TO BE DONE: Return the listing below in full, with every line exactly as it is.
═════ EXTRACTED INFORMATION ═════
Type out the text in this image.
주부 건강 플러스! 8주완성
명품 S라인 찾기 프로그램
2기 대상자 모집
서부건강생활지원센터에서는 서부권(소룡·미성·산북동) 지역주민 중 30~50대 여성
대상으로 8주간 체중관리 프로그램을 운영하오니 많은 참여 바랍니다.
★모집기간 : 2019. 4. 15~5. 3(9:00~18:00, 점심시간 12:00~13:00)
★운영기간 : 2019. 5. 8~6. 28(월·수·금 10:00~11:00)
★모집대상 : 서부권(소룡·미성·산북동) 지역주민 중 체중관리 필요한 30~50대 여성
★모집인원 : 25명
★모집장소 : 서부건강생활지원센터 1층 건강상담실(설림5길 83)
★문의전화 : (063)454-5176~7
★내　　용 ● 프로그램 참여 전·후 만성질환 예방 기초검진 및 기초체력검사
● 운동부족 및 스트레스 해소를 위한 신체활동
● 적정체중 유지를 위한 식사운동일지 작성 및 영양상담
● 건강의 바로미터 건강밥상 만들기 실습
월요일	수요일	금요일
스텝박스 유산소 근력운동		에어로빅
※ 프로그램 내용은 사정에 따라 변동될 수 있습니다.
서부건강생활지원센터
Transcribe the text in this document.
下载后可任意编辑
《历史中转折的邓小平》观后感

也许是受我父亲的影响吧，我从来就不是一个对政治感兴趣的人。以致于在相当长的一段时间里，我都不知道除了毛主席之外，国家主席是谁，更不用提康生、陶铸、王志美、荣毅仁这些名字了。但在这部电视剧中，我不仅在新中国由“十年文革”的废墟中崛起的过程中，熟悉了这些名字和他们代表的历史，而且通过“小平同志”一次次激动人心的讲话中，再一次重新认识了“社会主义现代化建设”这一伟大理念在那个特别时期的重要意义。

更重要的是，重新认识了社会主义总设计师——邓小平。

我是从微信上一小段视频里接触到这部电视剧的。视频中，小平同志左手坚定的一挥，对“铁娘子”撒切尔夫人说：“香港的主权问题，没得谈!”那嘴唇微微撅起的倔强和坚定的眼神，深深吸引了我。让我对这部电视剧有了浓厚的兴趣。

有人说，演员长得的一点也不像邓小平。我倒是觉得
═════
COMPLETED TASK:
Type out the text in this image.
주부 건강 플러스! 8주완성
명품 S라인 찾기 프로그램
2기 대상자 모집
서부건강생활지원센터에서는 서부권(소룡·미성·산북동) 지역주민 중 30~50대 여성
대상으로 8주간 체중관리 프로그램을 운영하오니 많은 참여 바랍니다.
★모집기간 : 2019. 4. 15~5. 3(9:00~18:00, 점심시간 12:00~13:00)
★운영기간 : 2019. 5. 8~6. 28(월·수·금 10:00~11:00)
★모집대상 : 서부권(소룡·미성·산북동) 지역주민 중 체중관리 필요한 30~50대 여성
★모집인원 : 25명
★모집장소 : 서부건강생활지원센터 1층 건강상담실(설림5길 83)
★문의전화 : (063)454-5176~7
★내　　용 ● 프로그램 참여 전·후 만성질환 예방 기초검진 및 기초체력검사
● 운동부족 및 스트레스 해소를 위한 신체활동
● 적정체중 유지를 위한 식사운동일지 작성 및 영양상담
● 건강의 바로미터 건강밥상 만들기 실습
월요일	수요일	금요일
스텝박스 유산소 근력운동		에어로빅
※ 프로그램 내용은 사정에 따라 변동될 수 있습니다.
서부건강생활지원센터
Transcribe the text in this document.
下载后可任意编辑
《历史中转折的邓小平》观后感

也许是受我父亲的影响吧，我从来就不是一个对政治感兴趣的人。以致于在相当长的一段时间里，我都不知道除了毛主席之外，国家主席是谁，更不用提康生、陶铸、王志美、荣毅仁这些名字了。但在这部电视剧中，我不仅在新中国由“十年文革”的废墟中崛起的过程中，熟悉了这些名字和他们代表的历史，而且通过“小平同志”一次次激动人心的讲话中，再一次重新认识了“社会主义现代化建设”这一伟大理念在那个特别时期的重要意义。

更重要的是，重新认识了社会主义总设计师——邓小平。

我是从微信上一小段视频里接触到这部电视剧的。视频中，小平同志左手坚定的一挥，对“铁娘子”撒切尔夫人说：“香港的主权问题，没得谈!”那嘴唇微微撅起的倔强和坚定的眼神，深深吸引了我。让我对这部电视剧有了浓厚的兴趣。

有人说，演员长得的一点也不像邓小平。我倒是觉得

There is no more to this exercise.